■ Task:
Go through the lines below. Copy those with "JSON".
>>
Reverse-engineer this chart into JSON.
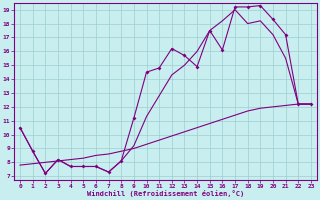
{
  "xlabel": "Windchill (Refroidissement éolien,°C)",
  "background_color": "#c8eef0",
  "line_color": "#800080",
  "xlim": [
    -0.5,
    23.5
  ],
  "ylim": [
    6.7,
    19.5
  ],
  "yticks": [
    7,
    8,
    9,
    10,
    11,
    12,
    13,
    14,
    15,
    16,
    17,
    18,
    19
  ],
  "xticks": [
    0,
    1,
    2,
    3,
    4,
    5,
    6,
    7,
    8,
    9,
    10,
    11,
    12,
    13,
    14,
    15,
    16,
    17,
    18,
    19,
    20,
    21,
    22,
    23
  ],
  "curve1_x": [
    0,
    1,
    2,
    3,
    4,
    5,
    6,
    7,
    8,
    9,
    10,
    11,
    12,
    13,
    14,
    15,
    16,
    17,
    18,
    19,
    20,
    21,
    22,
    23
  ],
  "curve1_y": [
    10.5,
    8.8,
    7.2,
    8.2,
    7.7,
    7.7,
    7.7,
    7.3,
    8.1,
    11.2,
    14.5,
    14.8,
    16.2,
    15.7,
    14.9,
    17.5,
    16.1,
    19.2,
    19.2,
    19.3,
    18.3,
    17.2,
    12.2,
    12.2
  ],
  "curve2_x": [
    0,
    1,
    2,
    3,
    4,
    5,
    6,
    7,
    8,
    9,
    10,
    11,
    12,
    13,
    14,
    15,
    16,
    17,
    18,
    19,
    20,
    21,
    22,
    23
  ],
  "curve2_y": [
    10.5,
    8.8,
    7.2,
    8.2,
    7.7,
    7.7,
    7.7,
    7.3,
    8.1,
    9.2,
    11.3,
    12.8,
    14.3,
    15.0,
    16.0,
    17.5,
    18.2,
    19.0,
    18.0,
    18.2,
    17.2,
    15.5,
    12.2,
    12.2
  ],
  "curve3_x": [
    0,
    1,
    2,
    3,
    4,
    5,
    6,
    7,
    8,
    9,
    10,
    11,
    12,
    13,
    14,
    15,
    16,
    17,
    18,
    19,
    20,
    21,
    22,
    23
  ],
  "curve3_y": [
    7.8,
    7.9,
    8.0,
    8.1,
    8.2,
    8.3,
    8.5,
    8.6,
    8.8,
    9.0,
    9.3,
    9.6,
    9.9,
    10.2,
    10.5,
    10.8,
    11.1,
    11.4,
    11.7,
    11.9,
    12.0,
    12.1,
    12.2,
    12.2
  ]
}
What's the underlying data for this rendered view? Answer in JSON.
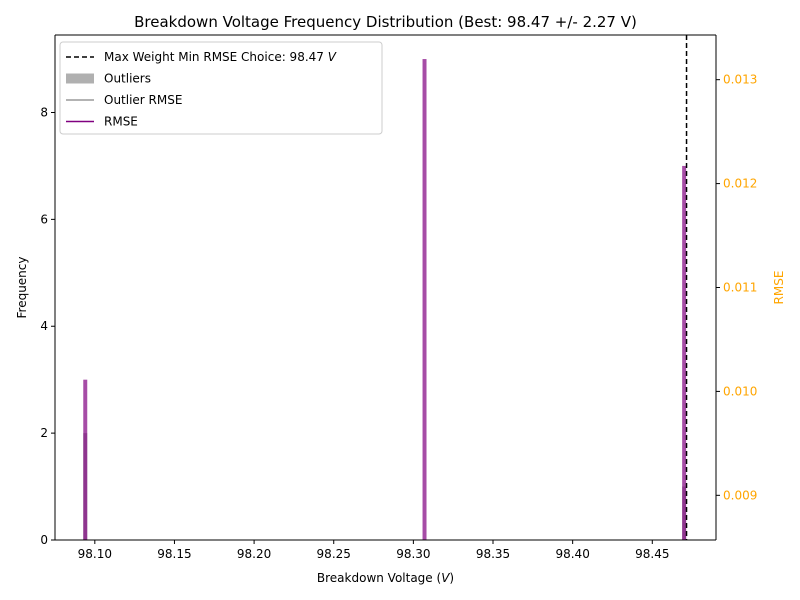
{
  "chart_data": {
    "type": "bar",
    "title": "Breakdown Voltage Frequency Distribution (Best: 98.47 +/- 2.27 V)",
    "xlabel": "Breakdown Voltage (",
    "xlabel_var": "V",
    "xlabel_end": ")",
    "ylabel": "Frequency",
    "ylabel_right": "RMSE",
    "xlim": [
      98.075,
      98.49
    ],
    "ylim": [
      0,
      9.45
    ],
    "ylim_right": [
      0.00857,
      0.01343
    ],
    "x_ticks": [
      {
        "value": 98.1,
        "label": "98.10"
      },
      {
        "value": 98.15,
        "label": "98.15"
      },
      {
        "value": 98.2,
        "label": "98.20"
      },
      {
        "value": 98.25,
        "label": "98.25"
      },
      {
        "value": 98.3,
        "label": "98.30"
      },
      {
        "value": 98.35,
        "label": "98.35"
      },
      {
        "value": 98.4,
        "label": "98.40"
      },
      {
        "value": 98.45,
        "label": "98.45"
      }
    ],
    "y_ticks": [
      {
        "value": 0,
        "label": "0"
      },
      {
        "value": 2,
        "label": "2"
      },
      {
        "value": 4,
        "label": "4"
      },
      {
        "value": 6,
        "label": "6"
      },
      {
        "value": 8,
        "label": "8"
      }
    ],
    "y_right_ticks": [
      {
        "value": 0.009,
        "label": "0.009"
      },
      {
        "value": 0.01,
        "label": "0.010"
      },
      {
        "value": 0.011,
        "label": "0.011"
      },
      {
        "value": 0.012,
        "label": "0.012"
      },
      {
        "value": 0.013,
        "label": "0.013"
      }
    ],
    "series": [
      {
        "name": "RMSE",
        "color": "#800080",
        "opacity": 0.7,
        "x": [
          98.094,
          98.307,
          98.47
        ],
        "values": [
          3,
          9,
          7
        ]
      },
      {
        "name": "Outliers",
        "color": "#808080",
        "opacity": 0.6,
        "x": [
          98.094,
          98.47
        ],
        "values": [
          2,
          1
        ]
      }
    ],
    "bar_width": 0.0025,
    "vline": {
      "x": 98.4715,
      "label_prefix": "Max Weight Min RMSE Choice: 98.47 ",
      "label_var": "V",
      "color": "#000000",
      "style": "dashed"
    },
    "legend": {
      "position": "top-left",
      "entries": [
        {
          "label": "Max Weight Min RMSE Choice: 98.47 ",
          "label_var": "V",
          "kind": "dashed-line",
          "color": "#000000"
        },
        {
          "label": "Outliers",
          "kind": "patch",
          "color": "#b0b0b0"
        },
        {
          "label": "Outlier RMSE",
          "kind": "line",
          "color": "#9a9a9a"
        },
        {
          "label": "RMSE",
          "kind": "line",
          "color": "#800080"
        }
      ]
    },
    "right_axis_color": "#FFA500",
    "grid": false
  }
}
<<
■ Full answer:
Reverse-engineer this chart into JSON.
What's the underlying data for this rendered view? Answer in JSON.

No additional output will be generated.